(Figure record listings)

____

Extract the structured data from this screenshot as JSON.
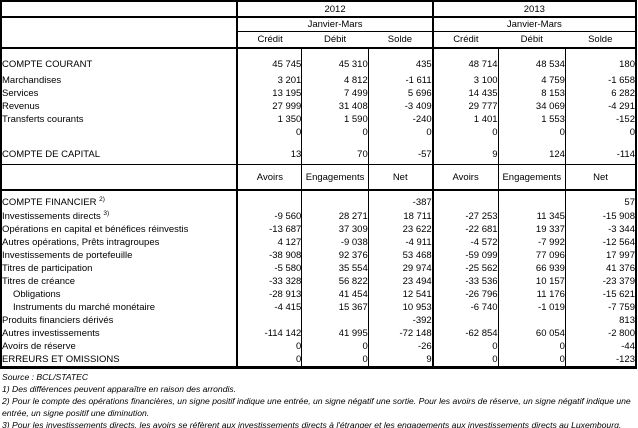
{
  "header": {
    "year_groups": [
      {
        "year": "2012",
        "period": "Janvier-Mars",
        "flow_cols": [
          "Crédit",
          "Débit",
          "Solde"
        ]
      },
      {
        "year": "2013",
        "period": "Janvier-Mars",
        "flow_cols": [
          "Crédit",
          "Débit",
          "Solde"
        ]
      }
    ],
    "stock_cols": [
      "Avoirs",
      "Engagements",
      "Net"
    ]
  },
  "current_section": {
    "rows": [
      {
        "label": "COMPTE COURANT",
        "values": [
          "45 745",
          "45 310",
          "435",
          "48 714",
          "48 534",
          "180"
        ]
      },
      {
        "label": "Marchandises",
        "values": [
          "3 201",
          "4 812",
          "-1 611",
          "3 100",
          "4 759",
          "-1 658"
        ]
      },
      {
        "label": "Services",
        "values": [
          "13 195",
          "7 499",
          "5 696",
          "14 435",
          "8 153",
          "6 282"
        ]
      },
      {
        "label": "Revenus",
        "values": [
          "27 999",
          "31 408",
          "-3 409",
          "29 777",
          "34 069",
          "-4 291"
        ]
      },
      {
        "label": "Transferts courants",
        "values": [
          "1 350",
          "1 590",
          "-240",
          "1 401",
          "1 553",
          "-152"
        ]
      },
      {
        "label": "",
        "values": [
          "0",
          "0",
          "0",
          "0",
          "0",
          "0"
        ]
      },
      {
        "label": "COMPTE DE CAPITAL",
        "gap_above": true,
        "values": [
          "13",
          "70",
          "-57",
          "9",
          "124",
          "-114"
        ]
      }
    ]
  },
  "financial_section": {
    "rows": [
      {
        "label": "COMPTE FINANCIER",
        "sup": "2)",
        "values": [
          "",
          "",
          "-387",
          "",
          "",
          "57"
        ]
      },
      {
        "label": "Investissements directs",
        "sup": "3)",
        "values": [
          "-9 560",
          "28 271",
          "18 711",
          "-27 253",
          "11 345",
          "-15 908"
        ]
      },
      {
        "label": "Opérations en capital et bénéfices réinvestis",
        "values": [
          "-13 687",
          "37 309",
          "23 622",
          "-22 681",
          "19 337",
          "-3 344"
        ]
      },
      {
        "label": "Autres opérations, Prêts intragroupes",
        "values": [
          "4 127",
          "-9 038",
          "-4 911",
          "-4 572",
          "-7 992",
          "-12 564"
        ]
      },
      {
        "label": "Investissements de portefeuille",
        "values": [
          "-38 908",
          "92 376",
          "53 468",
          "-59 099",
          "77 096",
          "17 997"
        ]
      },
      {
        "label": "Titres de participation",
        "values": [
          "-5 580",
          "35 554",
          "29 974",
          "-25 562",
          "66 939",
          "41 376"
        ]
      },
      {
        "label": "Titres de créance",
        "values": [
          "-33 328",
          "56 822",
          "23 494",
          "-33 536",
          "10 157",
          "-23 379"
        ]
      },
      {
        "label": "Obligations",
        "indent": 1,
        "values": [
          "-28 913",
          "41 454",
          "12 541",
          "-26 796",
          "11 176",
          "-15 621"
        ]
      },
      {
        "label": "Instruments du marché monétaire",
        "indent": 1,
        "values": [
          "-4 415",
          "15 367",
          "10 953",
          "-6 740",
          "-1 019",
          "-7 759"
        ]
      },
      {
        "label": "Produits financiers dérivés",
        "values": [
          "",
          "",
          "-392",
          "",
          "",
          "813"
        ]
      },
      {
        "label": "Autres investissements",
        "values": [
          "-114 142",
          "41 995",
          "-72 148",
          "-62 854",
          "60 054",
          "-2 800"
        ]
      },
      {
        "label": "Avoirs de réserve",
        "values": [
          "0",
          "0",
          "-26",
          "0",
          "0",
          "-44"
        ]
      },
      {
        "label": "ERREURS ET OMISSIONS",
        "values": [
          "0",
          "0",
          "9",
          "0",
          "0",
          "-123"
        ]
      }
    ]
  },
  "footnotes": {
    "source": "Source : BCL/STATEC",
    "notes": [
      "1) Des différences peuvent apparaître en raison des arrondis.",
      "2) Pour le compte des opérations financières, un signe positif indique une entrée, un signe négatif une sortie. Pour les avoirs de réserve, un signe négatif indique une entrée, un signe positif une diminution.",
      "3) Pour les investissements directs, les avoirs se réfèrent aux investissements directs à l'étranger et les engagements aux investissements directs au Luxembourg."
    ]
  }
}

____

## What the task requires
Every line of the data should be copied as it stands, without the images.

## Exercise result
Extract the structured data from this screenshot as JSON.
{
  "header": {
    "year_groups": [
      {
        "year": "2012",
        "period": "Janvier-Mars",
        "flow_cols": [
          "Crédit",
          "Débit",
          "Solde"
        ]
      },
      {
        "year": "2013",
        "period": "Janvier-Mars",
        "flow_cols": [
          "Crédit",
          "Débit",
          "Solde"
        ]
      }
    ],
    "stock_cols": [
      "Avoirs",
      "Engagements",
      "Net"
    ]
  },
  "current_section": {
    "rows": [
      {
        "label": "COMPTE COURANT",
        "values": [
          "45 745",
          "45 310",
          "435",
          "48 714",
          "48 534",
          "180"
        ]
      },
      {
        "label": "Marchandises",
        "values": [
          "3 201",
          "4 812",
          "-1 611",
          "3 100",
          "4 759",
          "-1 658"
        ]
      },
      {
        "label": "Services",
        "values": [
          "13 195",
          "7 499",
          "5 696",
          "14 435",
          "8 153",
          "6 282"
        ]
      },
      {
        "label": "Revenus",
        "values": [
          "27 999",
          "31 408",
          "-3 409",
          "29 777",
          "34 069",
          "-4 291"
        ]
      },
      {
        "label": "Transferts courants",
        "values": [
          "1 350",
          "1 590",
          "-240",
          "1 401",
          "1 553",
          "-152"
        ]
      },
      {
        "label": "",
        "values": [
          "0",
          "0",
          "0",
          "0",
          "0",
          "0"
        ]
      },
      {
        "label": "COMPTE DE CAPITAL",
        "gap_above": true,
        "values": [
          "13",
          "70",
          "-57",
          "9",
          "124",
          "-114"
        ]
      }
    ]
  },
  "financial_section": {
    "rows": [
      {
        "label": "COMPTE FINANCIER",
        "sup": "2)",
        "values": [
          "",
          "",
          "-387",
          "",
          "",
          "57"
        ]
      },
      {
        "label": "Investissements directs",
        "sup": "3)",
        "values": [
          "-9 560",
          "28 271",
          "18 711",
          "-27 253",
          "11 345",
          "-15 908"
        ]
      },
      {
        "label": "Opérations en capital et bénéfices réinvestis",
        "values": [
          "-13 687",
          "37 309",
          "23 622",
          "-22 681",
          "19 337",
          "-3 344"
        ]
      },
      {
        "label": "Autres opérations, Prêts intragroupes",
        "values": [
          "4 127",
          "-9 038",
          "-4 911",
          "-4 572",
          "-7 992",
          "-12 564"
        ]
      },
      {
        "label": "Investissements de portefeuille",
        "values": [
          "-38 908",
          "92 376",
          "53 468",
          "-59 099",
          "77 096",
          "17 997"
        ]
      },
      {
        "label": "Titres de participation",
        "values": [
          "-5 580",
          "35 554",
          "29 974",
          "-25 562",
          "66 939",
          "41 376"
        ]
      },
      {
        "label": "Titres de créance",
        "values": [
          "-33 328",
          "56 822",
          "23 494",
          "-33 536",
          "10 157",
          "-23 379"
        ]
      },
      {
        "label": "Obligations",
        "indent": 1,
        "values": [
          "-28 913",
          "41 454",
          "12 541",
          "-26 796",
          "11 176",
          "-15 621"
        ]
      },
      {
        "label": "Instruments du marché monétaire",
        "indent": 1,
        "values": [
          "-4 415",
          "15 367",
          "10 953",
          "-6 740",
          "-1 019",
          "-7 759"
        ]
      },
      {
        "label": "Produits financiers dérivés",
        "values": [
          "",
          "",
          "-392",
          "",
          "",
          "813"
        ]
      },
      {
        "label": "Autres investissements",
        "values": [
          "-114 142",
          "41 995",
          "-72 148",
          "-62 854",
          "60 054",
          "-2 800"
        ]
      },
      {
        "label": "Avoirs de réserve",
        "values": [
          "0",
          "0",
          "-26",
          "0",
          "0",
          "-44"
        ]
      },
      {
        "label": "ERREURS ET OMISSIONS",
        "values": [
          "0",
          "0",
          "9",
          "0",
          "0",
          "-123"
        ]
      }
    ]
  },
  "footnotes": {
    "source": "Source : BCL/STATEC",
    "notes": [
      "1) Des différences peuvent apparaître en raison des arrondis.",
      "2) Pour le compte des opérations financières, un signe positif indique une entrée, un signe négatif une sortie. Pour les avoirs de réserve, un signe négatif indique une entrée, un signe positif une diminution.",
      "3) Pour les investissements directs, les avoirs se réfèrent aux investissements directs à l'étranger et les engagements aux investissements directs au Luxembourg."
    ]
  }
}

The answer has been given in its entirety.